Copy out each line below exactly as it appears.

- **Data supplied**:
────────────────

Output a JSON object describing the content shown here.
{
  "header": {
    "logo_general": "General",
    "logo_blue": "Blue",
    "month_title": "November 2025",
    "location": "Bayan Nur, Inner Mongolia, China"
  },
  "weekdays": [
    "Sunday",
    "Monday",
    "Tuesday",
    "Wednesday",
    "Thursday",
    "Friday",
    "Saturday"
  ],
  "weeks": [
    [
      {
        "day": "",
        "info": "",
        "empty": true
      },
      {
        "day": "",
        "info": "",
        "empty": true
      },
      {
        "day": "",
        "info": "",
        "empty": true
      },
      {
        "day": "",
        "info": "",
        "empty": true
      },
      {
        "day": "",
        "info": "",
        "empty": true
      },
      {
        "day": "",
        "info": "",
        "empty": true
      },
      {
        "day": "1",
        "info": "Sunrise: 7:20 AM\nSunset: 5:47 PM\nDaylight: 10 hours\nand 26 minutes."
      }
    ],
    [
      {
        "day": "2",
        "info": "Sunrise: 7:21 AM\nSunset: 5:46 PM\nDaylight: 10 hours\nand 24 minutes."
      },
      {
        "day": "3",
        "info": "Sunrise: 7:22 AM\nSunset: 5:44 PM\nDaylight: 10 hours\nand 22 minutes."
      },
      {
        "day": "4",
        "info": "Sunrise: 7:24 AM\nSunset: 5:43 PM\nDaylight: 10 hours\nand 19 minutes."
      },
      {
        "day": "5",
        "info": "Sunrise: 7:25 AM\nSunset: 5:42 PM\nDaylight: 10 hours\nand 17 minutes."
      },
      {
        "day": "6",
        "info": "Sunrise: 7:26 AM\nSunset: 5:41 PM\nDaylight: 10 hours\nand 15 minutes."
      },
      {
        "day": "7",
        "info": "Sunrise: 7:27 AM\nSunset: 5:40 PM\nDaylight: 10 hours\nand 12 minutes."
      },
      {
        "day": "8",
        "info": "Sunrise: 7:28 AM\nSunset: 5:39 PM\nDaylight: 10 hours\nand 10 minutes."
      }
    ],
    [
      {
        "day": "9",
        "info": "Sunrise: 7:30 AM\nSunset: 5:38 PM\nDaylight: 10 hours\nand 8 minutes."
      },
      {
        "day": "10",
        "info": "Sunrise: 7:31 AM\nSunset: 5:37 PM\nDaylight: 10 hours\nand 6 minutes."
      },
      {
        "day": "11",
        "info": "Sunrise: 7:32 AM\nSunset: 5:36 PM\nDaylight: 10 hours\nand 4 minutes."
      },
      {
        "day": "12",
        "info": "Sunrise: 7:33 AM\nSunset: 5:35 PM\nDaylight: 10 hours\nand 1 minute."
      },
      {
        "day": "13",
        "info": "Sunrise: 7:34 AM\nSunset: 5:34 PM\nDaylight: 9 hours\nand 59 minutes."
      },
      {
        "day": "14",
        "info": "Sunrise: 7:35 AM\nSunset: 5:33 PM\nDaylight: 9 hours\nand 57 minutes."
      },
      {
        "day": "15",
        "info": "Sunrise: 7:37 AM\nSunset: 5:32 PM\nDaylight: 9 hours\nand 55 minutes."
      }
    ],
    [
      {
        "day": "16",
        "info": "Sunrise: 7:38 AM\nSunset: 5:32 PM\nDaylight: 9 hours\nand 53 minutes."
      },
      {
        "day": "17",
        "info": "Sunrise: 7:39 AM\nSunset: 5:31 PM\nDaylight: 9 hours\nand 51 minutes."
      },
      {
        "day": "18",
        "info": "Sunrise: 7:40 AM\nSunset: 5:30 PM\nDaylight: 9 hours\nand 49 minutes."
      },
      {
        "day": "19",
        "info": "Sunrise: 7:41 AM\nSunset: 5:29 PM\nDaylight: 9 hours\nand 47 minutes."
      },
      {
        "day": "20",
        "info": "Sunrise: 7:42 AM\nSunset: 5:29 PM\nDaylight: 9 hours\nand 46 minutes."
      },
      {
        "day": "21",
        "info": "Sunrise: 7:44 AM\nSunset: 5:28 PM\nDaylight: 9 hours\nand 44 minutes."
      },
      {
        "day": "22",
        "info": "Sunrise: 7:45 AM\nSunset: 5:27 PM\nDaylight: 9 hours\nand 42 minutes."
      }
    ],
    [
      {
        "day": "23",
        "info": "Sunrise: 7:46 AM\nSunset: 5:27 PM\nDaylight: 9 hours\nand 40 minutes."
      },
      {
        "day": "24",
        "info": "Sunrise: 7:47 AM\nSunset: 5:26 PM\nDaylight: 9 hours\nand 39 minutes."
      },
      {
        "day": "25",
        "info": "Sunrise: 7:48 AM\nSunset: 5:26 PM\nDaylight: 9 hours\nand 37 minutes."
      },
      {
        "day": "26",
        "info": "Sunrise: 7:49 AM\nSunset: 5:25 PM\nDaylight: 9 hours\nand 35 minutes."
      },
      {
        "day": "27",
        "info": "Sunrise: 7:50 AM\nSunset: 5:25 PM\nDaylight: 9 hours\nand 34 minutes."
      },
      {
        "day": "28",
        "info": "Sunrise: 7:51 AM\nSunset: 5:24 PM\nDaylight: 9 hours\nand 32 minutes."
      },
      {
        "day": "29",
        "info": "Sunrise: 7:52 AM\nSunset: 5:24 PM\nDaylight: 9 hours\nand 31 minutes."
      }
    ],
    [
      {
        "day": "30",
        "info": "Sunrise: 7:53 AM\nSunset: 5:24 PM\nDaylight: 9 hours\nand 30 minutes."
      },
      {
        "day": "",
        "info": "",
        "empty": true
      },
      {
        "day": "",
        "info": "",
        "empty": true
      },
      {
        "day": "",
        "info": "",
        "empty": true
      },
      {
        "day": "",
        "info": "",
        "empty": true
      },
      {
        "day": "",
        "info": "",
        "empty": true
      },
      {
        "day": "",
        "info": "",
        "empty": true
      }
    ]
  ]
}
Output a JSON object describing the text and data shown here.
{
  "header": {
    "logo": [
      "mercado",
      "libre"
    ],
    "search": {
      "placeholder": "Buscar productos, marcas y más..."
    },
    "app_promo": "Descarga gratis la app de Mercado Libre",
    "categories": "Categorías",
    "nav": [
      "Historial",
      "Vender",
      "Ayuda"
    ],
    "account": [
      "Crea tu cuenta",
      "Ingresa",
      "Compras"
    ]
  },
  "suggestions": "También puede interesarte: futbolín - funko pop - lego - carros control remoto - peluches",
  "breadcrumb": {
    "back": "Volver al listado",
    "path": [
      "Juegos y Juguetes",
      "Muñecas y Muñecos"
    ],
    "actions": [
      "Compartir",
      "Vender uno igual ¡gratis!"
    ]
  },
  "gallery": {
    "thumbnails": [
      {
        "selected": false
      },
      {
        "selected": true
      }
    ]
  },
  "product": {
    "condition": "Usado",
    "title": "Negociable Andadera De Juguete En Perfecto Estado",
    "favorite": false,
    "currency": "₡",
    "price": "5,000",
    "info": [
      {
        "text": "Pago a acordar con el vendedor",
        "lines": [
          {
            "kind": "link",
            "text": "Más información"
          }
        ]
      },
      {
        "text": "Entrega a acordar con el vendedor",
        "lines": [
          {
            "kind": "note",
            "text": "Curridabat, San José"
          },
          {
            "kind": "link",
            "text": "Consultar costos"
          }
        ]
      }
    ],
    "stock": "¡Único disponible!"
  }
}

────────────────

- **Result below**:
Output a JSON object describing the content shown here.
{
  "header": {
    "logo_general": "General",
    "logo_blue": "Blue",
    "month_title": "November 2025",
    "location": "Bayan Nur, Inner Mongolia, China"
  },
  "weekdays": [
    "Sunday",
    "Monday",
    "Tuesday",
    "Wednesday",
    "Thursday",
    "Friday",
    "Saturday"
  ],
  "weeks": [
    [
      {
        "day": "",
        "info": "",
        "empty": true
      },
      {
        "day": "",
        "info": "",
        "empty": true
      },
      {
        "day": "",
        "info": "",
        "empty": true
      },
      {
        "day": "",
        "info": "",
        "empty": true
      },
      {
        "day": "",
        "info": "",
        "empty": true
      },
      {
        "day": "",
        "info": "",
        "empty": true
      },
      {
        "day": "1",
        "info": "Sunrise: 7:20 AM\nSunset: 5:47 PM\nDaylight: 10 hours\nand 26 minutes."
      }
    ],
    [
      {
        "day": "2",
        "info": "Sunrise: 7:21 AM\nSunset: 5:46 PM\nDaylight: 10 hours\nand 24 minutes."
      },
      {
        "day": "3",
        "info": "Sunrise: 7:22 AM\nSunset: 5:44 PM\nDaylight: 10 hours\nand 22 minutes."
      },
      {
        "day": "4",
        "info": "Sunrise: 7:24 AM\nSunset: 5:43 PM\nDaylight: 10 hours\nand 19 minutes."
      },
      {
        "day": "5",
        "info": "Sunrise: 7:25 AM\nSunset: 5:42 PM\nDaylight: 10 hours\nand 17 minutes."
      },
      {
        "day": "6",
        "info": "Sunrise: 7:26 AM\nSunset: 5:41 PM\nDaylight: 10 hours\nand 15 minutes."
      },
      {
        "day": "7",
        "info": "Sunrise: 7:27 AM\nSunset: 5:40 PM\nDaylight: 10 hours\nand 12 minutes."
      },
      {
        "day": "8",
        "info": "Sunrise: 7:28 AM\nSunset: 5:39 PM\nDaylight: 10 hours\nand 10 minutes."
      }
    ],
    [
      {
        "day": "9",
        "info": "Sunrise: 7:30 AM\nSunset: 5:38 PM\nDaylight: 10 hours\nand 8 minutes."
      },
      {
        "day": "10",
        "info": "Sunrise: 7:31 AM\nSunset: 5:37 PM\nDaylight: 10 hours\nand 6 minutes."
      },
      {
        "day": "11",
        "info": "Sunrise: 7:32 AM\nSunset: 5:36 PM\nDaylight: 10 hours\nand 4 minutes."
      },
      {
        "day": "12",
        "info": "Sunrise: 7:33 AM\nSunset: 5:35 PM\nDaylight: 10 hours\nand 1 minute."
      },
      {
        "day": "13",
        "info": "Sunrise: 7:34 AM\nSunset: 5:34 PM\nDaylight: 9 hours\nand 59 minutes."
      },
      {
        "day": "14",
        "info": "Sunrise: 7:35 AM\nSunset: 5:33 PM\nDaylight: 9 hours\nand 57 minutes."
      },
      {
        "day": "15",
        "info": "Sunrise: 7:37 AM\nSunset: 5:32 PM\nDaylight: 9 hours\nand 55 minutes."
      }
    ],
    [
      {
        "day": "16",
        "info": "Sunrise: 7:38 AM\nSunset: 5:32 PM\nDaylight: 9 hours\nand 53 minutes."
      },
      {
        "day": "17",
        "info": "Sunrise: 7:39 AM\nSunset: 5:31 PM\nDaylight: 9 hours\nand 51 minutes."
      },
      {
        "day": "18",
        "info": "Sunrise: 7:40 AM\nSunset: 5:30 PM\nDaylight: 9 hours\nand 49 minutes."
      },
      {
        "day": "19",
        "info": "Sunrise: 7:41 AM\nSunset: 5:29 PM\nDaylight: 9 hours\nand 47 minutes."
      },
      {
        "day": "20",
        "info": "Sunrise: 7:42 AM\nSunset: 5:29 PM\nDaylight: 9 hours\nand 46 minutes."
      },
      {
        "day": "21",
        "info": "Sunrise: 7:44 AM\nSunset: 5:28 PM\nDaylight: 9 hours\nand 44 minutes."
      },
      {
        "day": "22",
        "info": "Sunrise: 7:45 AM\nSunset: 5:27 PM\nDaylight: 9 hours\nand 42 minutes."
      }
    ],
    [
      {
        "day": "23",
        "info": "Sunrise: 7:46 AM\nSunset: 5:27 PM\nDaylight: 9 hours\nand 40 minutes."
      },
      {
        "day": "24",
        "info": "Sunrise: 7:47 AM\nSunset: 5:26 PM\nDaylight: 9 hours\nand 39 minutes."
      },
      {
        "day": "25",
        "info": "Sunrise: 7:48 AM\nSunset: 5:26 PM\nDaylight: 9 hours\nand 37 minutes."
      },
      {
        "day": "26",
        "info": "Sunrise: 7:49 AM\nSunset: 5:25 PM\nDaylight: 9 hours\nand 35 minutes."
      },
      {
        "day": "27",
        "info": "Sunrise: 7:50 AM\nSunset: 5:25 PM\nDaylight: 9 hours\nand 34 minutes."
      },
      {
        "day": "28",
        "info": "Sunrise: 7:51 AM\nSunset: 5:24 PM\nDaylight: 9 hours\nand 32 minutes."
      },
      {
        "day": "29",
        "info": "Sunrise: 7:52 AM\nSunset: 5:24 PM\nDaylight: 9 hours\nand 31 minutes."
      }
    ],
    [
      {
        "day": "30",
        "info": "Sunrise: 7:53 AM\nSunset: 5:24 PM\nDaylight: 9 hours\nand 30 minutes."
      },
      {
        "day": "",
        "info": "",
        "empty": true
      },
      {
        "day": "",
        "info": "",
        "empty": true
      },
      {
        "day": "",
        "info": "",
        "empty": true
      },
      {
        "day": "",
        "info": "",
        "empty": true
      },
      {
        "day": "",
        "info": "",
        "empty": true
      },
      {
        "day": "",
        "info": "",
        "empty": true
      }
    ]
  ]
}
Output a JSON object describing the text and data shown here.
{
  "header": {
    "logo": [
      "mercado",
      "libre"
    ],
    "search": {
      "placeholder": "Buscar productos, marcas y más..."
    },
    "app_promo": "Descarga gratis la app de Mercado Libre",
    "categories": "Categorías",
    "nav": [
      "Historial",
      "Vender",
      "Ayuda"
    ],
    "account": [
      "Crea tu cuenta",
      "Ingresa",
      "Compras"
    ]
  },
  "suggestions": "También puede interesarte: futbolín - funko pop - lego - carros control remoto - peluches",
  "breadcrumb": {
    "back": "Volver al listado",
    "path": [
      "Juegos y Juguetes",
      "Muñecas y Muñecos"
    ],
    "actions": [
      "Compartir",
      "Vender uno igual ¡gratis!"
    ]
  },
  "gallery": {
    "thumbnails": [
      {
        "selected": false
      },
      {
        "selected": true
      }
    ]
  },
  "product": {
    "condition": "Usado",
    "title": "Negociable Andadera De Juguete En Perfecto Estado",
    "favorite": false,
    "currency": "₡",
    "price": "5,000",
    "info": [
      {
        "text": "Pago a acordar con el vendedor",
        "lines": [
          {
            "kind": "link",
            "text": "Más información"
          }
        ]
      },
      {
        "text": "Entrega a acordar con el vendedor",
        "lines": [
          {
            "kind": "note",
            "text": "Curridabat, San José"
          },
          {
            "kind": "link",
            "text": "Consultar costos"
          }
        ]
      }
    ],
    "stock": "¡Único disponible!"
  }
}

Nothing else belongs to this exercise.